(Document content entries)
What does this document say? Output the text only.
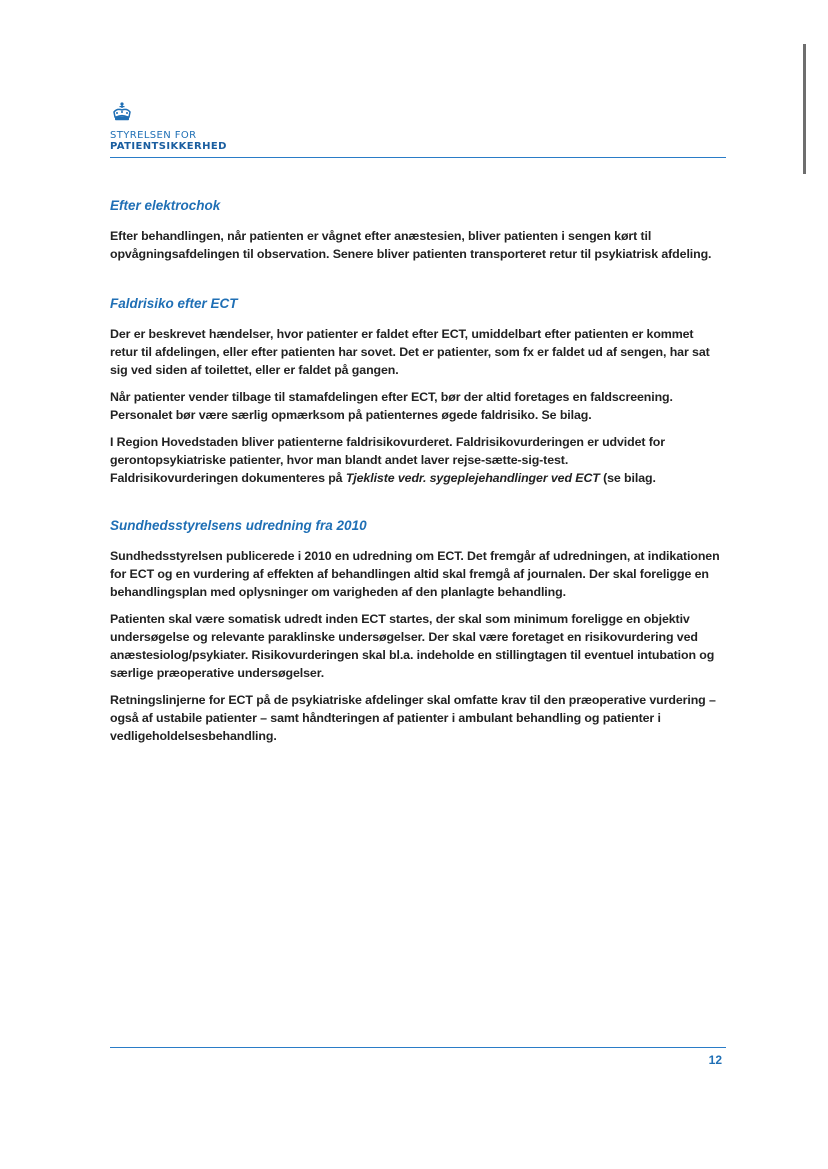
STYRELSEN FOR
PATIENTSIKKERHED
Efter elektrochok

Efter behandlingen, når patienten er vågnet efter anæstesien, bliver patienten i sengen kørt til opvågningsafdelingen til observation. Senere bliver patienten transporteret retur til psykiatrisk afdeling.

Faldrisiko efter ECT

Der er beskrevet hændelser, hvor patienter er faldet efter ECT, umiddelbart efter patienten er kommet retur til afdelingen, eller efter patienten har sovet. Det er patienter, som fx er faldet ud af sengen, har sat sig ved siden af toilettet, eller er faldet på gangen.

Når patienter vender tilbage til stamafdelingen efter ECT, bør der altid foretages en faldscreening. Personalet bør være særlig opmærksom på patienternes øgede faldrisiko. Se bilag.

I Region Hovedstaden bliver patienterne faldrisikovurderet. Faldrisikovurderingen er udvidet for gerontopsykiatriske patienter, hvor man blandt andet laver rejse-sætte-sig-test.

Faldrisikovurderingen dokumenteres på Tjekliste vedr. sygeplejehandlinger ved ECT (se bilag.

Sundhedsstyrelsens udredning fra 2010

Sundhedsstyrelsen publicerede i 2010 en udredning om ECT. Det fremgår af udredningen, at indikationen for ECT og en vurdering af effekten af behandlingen altid skal fremgå af journalen. Der skal foreligge en behandlingsplan med oplysninger om varigheden af den planlagte behandling.

Patienten skal være somatisk udredt inden ECT startes, der skal som minimum foreligge en objektiv undersøgelse og relevante paraklinske undersøgelser. Der skal være foretaget en risikovurdering ved anæstesiolog/psykiater. Risikovurderingen skal bl.a. indeholde en stillingtagen til eventuel intubation og særlige præoperative undersøgelser.

Retningslinjerne for ECT på de psykiatriske afdelinger skal omfatte krav til den præoperative vurdering – også af ustabile patienter – samt håndteringen af patienter i ambulant behandling og patienter i vedligeholdelsesbehandling.

12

THE PROBLEM:
A faithful copy is needed: reproduce all of the data above, leaving the pictures out.

RESULT OF THIS TASK:
What does this document say? Output the text only.
STYRELSEN FOR
PATIENTSIKKERHED
Efter elektrochok

Efter behandlingen, når patienten er vågnet efter anæstesien, bliver patienten i sengen kørt til opvågningsafdelingen til observation. Senere bliver patienten transporteret retur til psykiatrisk afdeling.

Faldrisiko efter ECT

Der er beskrevet hændelser, hvor patienter er faldet efter ECT, umiddelbart efter patienten er kommet retur til afdelingen, eller efter patienten har sovet. Det er patienter, som fx er faldet ud af sengen, har sat sig ved siden af toilettet, eller er faldet på gangen.

Når patienter vender tilbage til stamafdelingen efter ECT, bør der altid foretages en faldscreening. Personalet bør være særlig opmærksom på patienternes øgede faldrisiko. Se bilag.

I Region Hovedstaden bliver patienterne faldrisikovurderet. Faldrisikovurderingen er udvidet for gerontopsykiatriske patienter, hvor man blandt andet laver rejse-sætte-sig-test.

Faldrisikovurderingen dokumenteres på Tjekliste vedr. sygeplejehandlinger ved ECT (se bilag.

Sundhedsstyrelsens udredning fra 2010

Sundhedsstyrelsen publicerede i 2010 en udredning om ECT. Det fremgår af udredningen, at indikationen for ECT og en vurdering af effekten af behandlingen altid skal fremgå af journalen. Der skal foreligge en behandlingsplan med oplysninger om varigheden af den planlagte behandling.

Patienten skal være somatisk udredt inden ECT startes, der skal som minimum foreligge en objektiv undersøgelse og relevante paraklinske undersøgelser. Der skal være foretaget en risikovurdering ved anæstesiolog/psykiater. Risikovurderingen skal bl.a. indeholde en stillingtagen til eventuel intubation og særlige præoperative undersøgelser.

Retningslinjerne for ECT på de psykiatriske afdelinger skal omfatte krav til den præoperative vurdering – også af ustabile patienter – samt håndteringen af patienter i ambulant behandling og patienter i vedligeholdelsesbehandling.

12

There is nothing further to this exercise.